### Extrait proposé:

· · · ·

Les trois alliances mondiales sont opérationnelles depuis le 1er avril 2017 sur le marché du transport maritime de conteneurs. Les inquiétudes sont perceptibles chez les chargeurs et transitaires, tandis que les ports français s’adaptent.

 

 

Le marché du transport maritime de conteneurs connaît une évolution rapide et de grande ampleur. De quatre alliances début 2016, le marché s’est recomposé autour de trois grandes alliances, Ocean Alliance, The Alliance et 2M, dans le courant de l’année 2016, opérationnelles depuis le 1er avril 2017. Les compagnies maritimes partenaires partagent leurs navires et leurs capacités sur plusieurs marchés. L’objectif affiché est de proposer à leurs clients davantage de services maritimes, une meilleure couverture portuaire, davantage d’escales directes et de meilleurs temps de transit.

· · · ·

### Données fournies:
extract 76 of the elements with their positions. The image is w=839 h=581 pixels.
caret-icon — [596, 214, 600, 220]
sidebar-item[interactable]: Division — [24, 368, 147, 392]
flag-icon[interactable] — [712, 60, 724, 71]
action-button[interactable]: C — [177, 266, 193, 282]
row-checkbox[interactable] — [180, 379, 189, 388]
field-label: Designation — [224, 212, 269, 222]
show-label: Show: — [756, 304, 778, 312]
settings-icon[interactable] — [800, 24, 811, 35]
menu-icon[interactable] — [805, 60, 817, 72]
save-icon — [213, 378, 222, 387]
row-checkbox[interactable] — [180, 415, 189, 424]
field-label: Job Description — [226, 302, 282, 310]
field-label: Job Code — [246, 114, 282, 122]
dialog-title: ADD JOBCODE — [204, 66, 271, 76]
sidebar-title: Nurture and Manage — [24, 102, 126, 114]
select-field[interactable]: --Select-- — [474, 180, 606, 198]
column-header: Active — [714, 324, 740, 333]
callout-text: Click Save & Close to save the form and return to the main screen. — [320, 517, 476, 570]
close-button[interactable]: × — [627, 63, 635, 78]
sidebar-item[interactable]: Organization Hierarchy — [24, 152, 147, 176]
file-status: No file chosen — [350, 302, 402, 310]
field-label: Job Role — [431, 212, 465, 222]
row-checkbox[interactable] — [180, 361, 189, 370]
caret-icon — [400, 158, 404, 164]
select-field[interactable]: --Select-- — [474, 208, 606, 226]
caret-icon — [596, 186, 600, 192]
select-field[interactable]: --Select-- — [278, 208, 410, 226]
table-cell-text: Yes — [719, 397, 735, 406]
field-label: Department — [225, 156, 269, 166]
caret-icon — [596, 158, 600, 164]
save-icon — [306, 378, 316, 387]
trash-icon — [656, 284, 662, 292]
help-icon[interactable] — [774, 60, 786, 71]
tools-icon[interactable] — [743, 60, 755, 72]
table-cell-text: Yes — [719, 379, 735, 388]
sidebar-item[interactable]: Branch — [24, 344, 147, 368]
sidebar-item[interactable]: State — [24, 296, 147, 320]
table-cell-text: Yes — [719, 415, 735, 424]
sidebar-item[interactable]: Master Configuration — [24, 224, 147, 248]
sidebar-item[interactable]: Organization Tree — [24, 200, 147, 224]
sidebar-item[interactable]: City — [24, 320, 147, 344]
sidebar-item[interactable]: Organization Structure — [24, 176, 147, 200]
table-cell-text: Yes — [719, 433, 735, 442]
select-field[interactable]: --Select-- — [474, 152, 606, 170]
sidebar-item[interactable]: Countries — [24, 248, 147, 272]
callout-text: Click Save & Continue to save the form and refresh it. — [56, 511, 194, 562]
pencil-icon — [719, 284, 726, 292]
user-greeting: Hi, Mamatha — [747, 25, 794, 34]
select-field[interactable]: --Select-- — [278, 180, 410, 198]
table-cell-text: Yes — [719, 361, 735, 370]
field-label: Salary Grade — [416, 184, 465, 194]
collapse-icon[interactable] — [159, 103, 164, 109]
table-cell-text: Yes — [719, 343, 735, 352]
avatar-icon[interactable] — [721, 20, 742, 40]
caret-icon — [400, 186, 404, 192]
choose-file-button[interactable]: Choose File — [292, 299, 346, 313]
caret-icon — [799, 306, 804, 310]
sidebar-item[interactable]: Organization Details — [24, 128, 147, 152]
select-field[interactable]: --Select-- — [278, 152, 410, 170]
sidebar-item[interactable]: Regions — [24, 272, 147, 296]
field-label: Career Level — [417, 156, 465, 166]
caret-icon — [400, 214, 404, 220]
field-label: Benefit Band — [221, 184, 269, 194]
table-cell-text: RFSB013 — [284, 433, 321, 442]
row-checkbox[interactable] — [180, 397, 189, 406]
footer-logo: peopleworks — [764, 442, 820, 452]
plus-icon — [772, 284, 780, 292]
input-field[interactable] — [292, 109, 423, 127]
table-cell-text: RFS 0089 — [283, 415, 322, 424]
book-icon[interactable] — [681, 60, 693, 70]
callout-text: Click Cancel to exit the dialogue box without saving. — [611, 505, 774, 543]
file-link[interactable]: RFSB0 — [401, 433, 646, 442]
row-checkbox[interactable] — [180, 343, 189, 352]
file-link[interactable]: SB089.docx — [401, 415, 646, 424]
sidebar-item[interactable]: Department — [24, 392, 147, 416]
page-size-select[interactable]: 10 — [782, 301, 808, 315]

· · · ·

### Travail à faire:
1. D'après l'extrait sur le transport maritime de conteneurs, autour de quelles trois grandes alliances le marché s'est-il recomposé ?
2. Reproduisez le passage de l'extrait sur le transport maritime de conteneurs qui commence par « Les trois alliances » et se poursuit jusqu'à « temps de transit. ».
Les lignes ne servent pas pour cet exercice.

### Réponses par consigne:
1. Ocean Alliance, The Alliance et 2M.

2.
Les trois alliances mondiales sont opérationnelles depuis le 1er avril 2017 sur le marché du transport maritime de conteneurs. Les inquiétudes sont perceptibles chez les chargeurs et transitaires, tandis que les ports français s’adaptent.

 

 

Le marché du transport maritime de conteneurs connaît une évolution rapide et de grande ampleur. De quatre alliances début 2016, le marché s’est recomposé autour de trois grandes alliances, Ocean Alliance, The Alliance et 2M, dans le courant de l’année 2016, opérationnelles depuis le 1er avril 2017. Les compagnies maritimes partenaires partagent leurs navires et leurs capacités sur plusieurs marchés. L’objectif affiché est de proposer à leurs clients davantage de services maritimes, une meilleure couverture portuaire, davantage d’escales directes et de meilleurs temps de transit.